#### Data shown ####

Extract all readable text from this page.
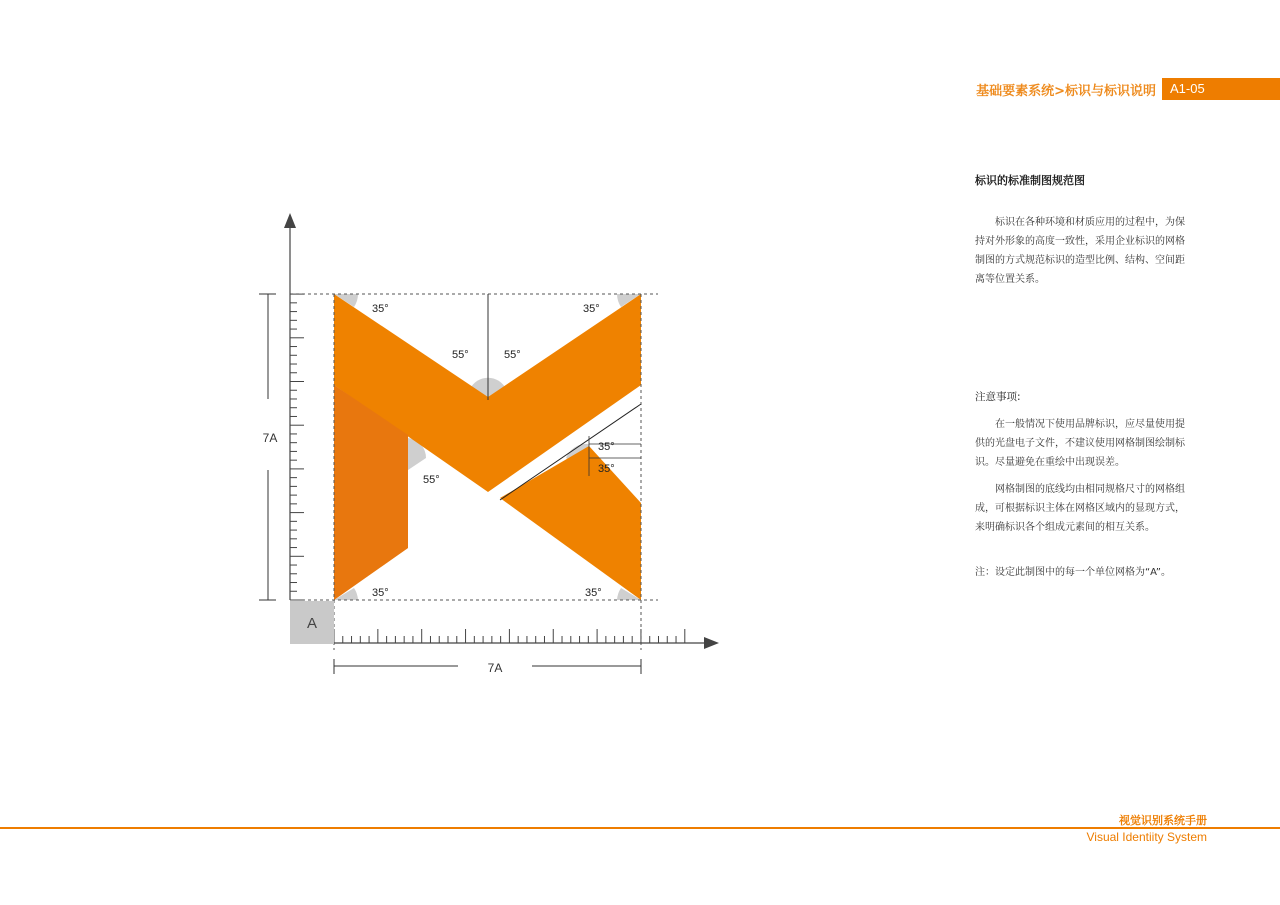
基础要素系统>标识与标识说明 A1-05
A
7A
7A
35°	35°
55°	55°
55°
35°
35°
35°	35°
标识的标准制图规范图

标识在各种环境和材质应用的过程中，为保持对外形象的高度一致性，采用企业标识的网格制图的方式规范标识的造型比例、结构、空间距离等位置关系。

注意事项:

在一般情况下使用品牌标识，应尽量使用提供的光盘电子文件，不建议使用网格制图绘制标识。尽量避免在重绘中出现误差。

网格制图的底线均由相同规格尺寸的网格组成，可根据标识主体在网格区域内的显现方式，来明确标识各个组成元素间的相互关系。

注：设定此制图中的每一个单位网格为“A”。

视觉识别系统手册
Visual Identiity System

####

Output a faithful copy of the data, with each picture left out.

Extract all readable text from this page.
基础要素系统>标识与标识说明 A1-05
A
7A
7A
35°	35°
55°	55°
55°
35°
35°
35°	35°
标识的标准制图规范图

标识在各种环境和材质应用的过程中，为保持对外形象的高度一致性，采用企业标识的网格制图的方式规范标识的造型比例、结构、空间距离等位置关系。

注意事项:

在一般情况下使用品牌标识，应尽量使用提供的光盘电子文件，不建议使用网格制图绘制标识。尽量避免在重绘中出现误差。

网格制图的底线均由相同规格尺寸的网格组成，可根据标识主体在网格区域内的显现方式，来明确标识各个组成元素间的相互关系。

注：设定此制图中的每一个单位网格为“A”。

视觉识别系统手册
Visual Identiity System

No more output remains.